■ Set exercise
Return the entries below in their exact form, leaving the pictures out.

[Figure contents as structured data]
--------

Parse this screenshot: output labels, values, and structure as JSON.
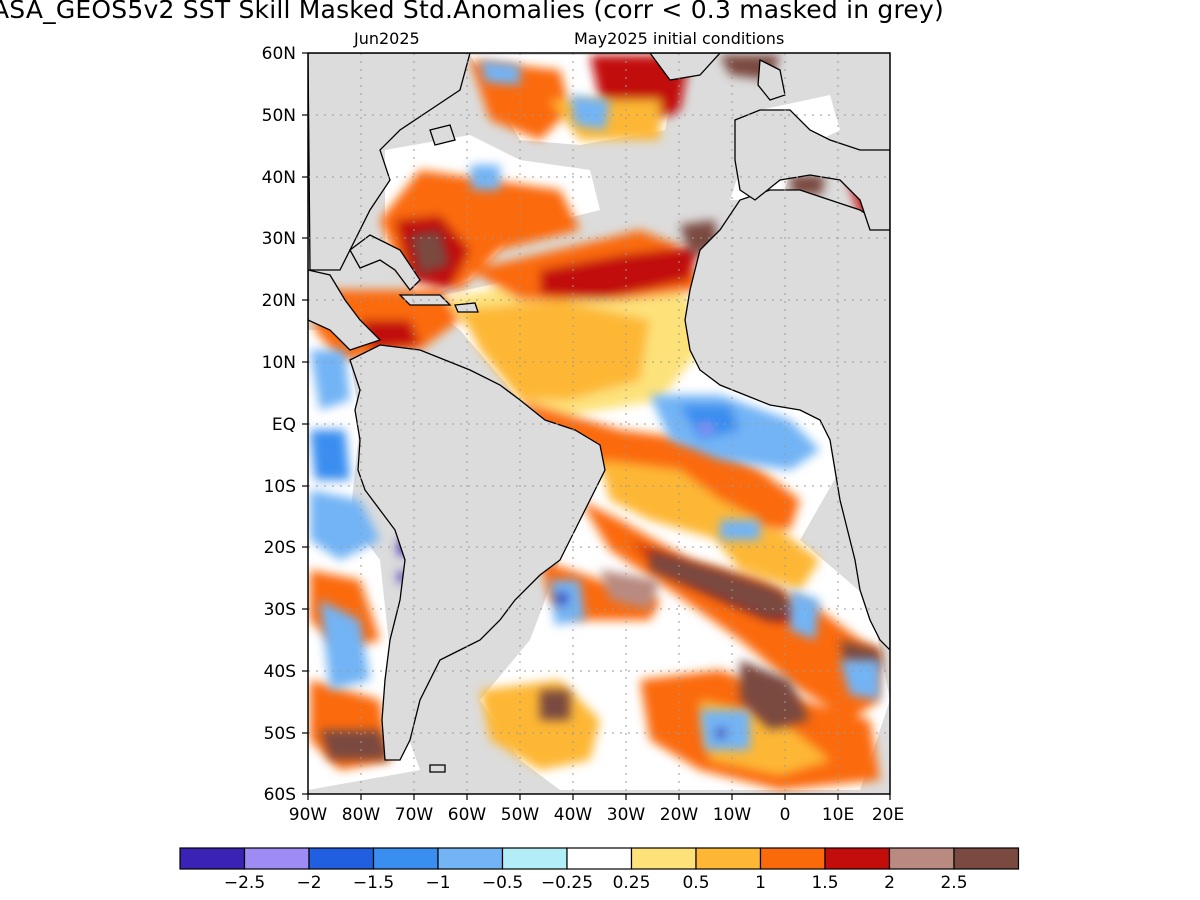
{
  "title": "ASA_GEOS5v2   SST Skill Masked Std.Anomalies (corr < 0.3 masked in grey)",
  "subtitle_left": "Jun2025",
  "subtitle_right": "May2025 initial conditions",
  "lat_labels": [
    "60N",
    "50N",
    "40N",
    "30N",
    "20N",
    "10N",
    "EQ",
    "10S",
    "20S",
    "30S",
    "40S",
    "50S",
    "60S"
  ],
  "lon_labels": [
    "90W",
    "80W",
    "70W",
    "60W",
    "50W",
    "40W",
    "30W",
    "20W",
    "10W",
    "0",
    "10E",
    "20E"
  ],
  "colorbar": {
    "colors": [
      "#3a22b5",
      "#9e8cf4",
      "#1f5fe0",
      "#3a8ef0",
      "#72b4f5",
      "#b2eef8",
      "#ffffff",
      "#fde27a",
      "#fdb734",
      "#fb6a0a",
      "#c20d0a",
      "#b88a80",
      "#7a4a40"
    ],
    "labels": [
      "−2.5",
      "−2",
      "−1.5",
      "−1",
      "−0.5",
      "−0.25",
      "0.25",
      "0.5",
      "1",
      "1.5",
      "2",
      "2.5"
    ]
  },
  "map_colors": {
    "land": "#dcdcdc",
    "masked": "#dcdcdc",
    "coast": "#000000"
  }
}
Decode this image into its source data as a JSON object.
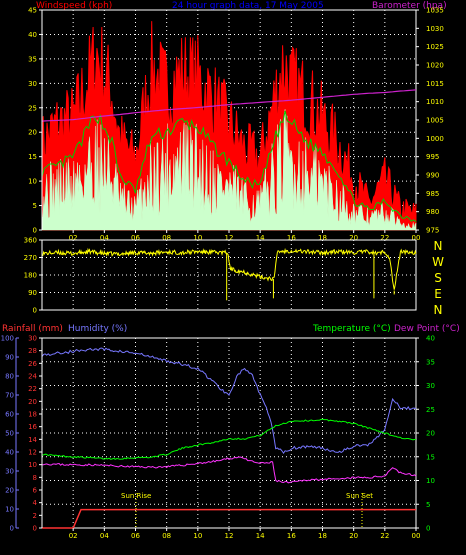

--------

■ Solved problem
Parse this screenshot: output labels, values, and structure as JSON.
{
  "title": "ASA_GEOS5v2   SST Skill Masked Std.Anomalies (corr < 0.3 masked in grey)",
  "subtitle_left": "Jun2025",
  "subtitle_right": "May2025 initial conditions",
  "lat_labels": [
    "60N",
    "50N",
    "40N",
    "30N",
    "20N",
    "10N",
    "EQ",
    "10S",
    "20S",
    "30S",
    "40S",
    "50S",
    "60S"
  ],
  "lon_labels": [
    "90W",
    "80W",
    "70W",
    "60W",
    "50W",
    "40W",
    "30W",
    "20W",
    "10W",
    "0",
    "10E",
    "20E"
  ],
  "colorbar": {
    "colors": [
      "#3a22b5",
      "#9e8cf4",
      "#1f5fe0",
      "#3a8ef0",
      "#72b4f5",
      "#b2eef8",
      "#ffffff",
      "#fde27a",
      "#fdb734",
      "#fb6a0a",
      "#c20d0a",
      "#b88a80",
      "#7a4a40"
    ],
    "labels": [
      "−2.5",
      "−2",
      "−1.5",
      "−1",
      "−0.5",
      "−0.25",
      "0.25",
      "0.5",
      "1",
      "1.5",
      "2",
      "2.5"
    ]
  },
  "map_colors": {
    "land": "#dcdcdc",
    "masked": "#dcdcdc",
    "coast": "#000000"
  }
}
Decode this image into its source data as a JSON object.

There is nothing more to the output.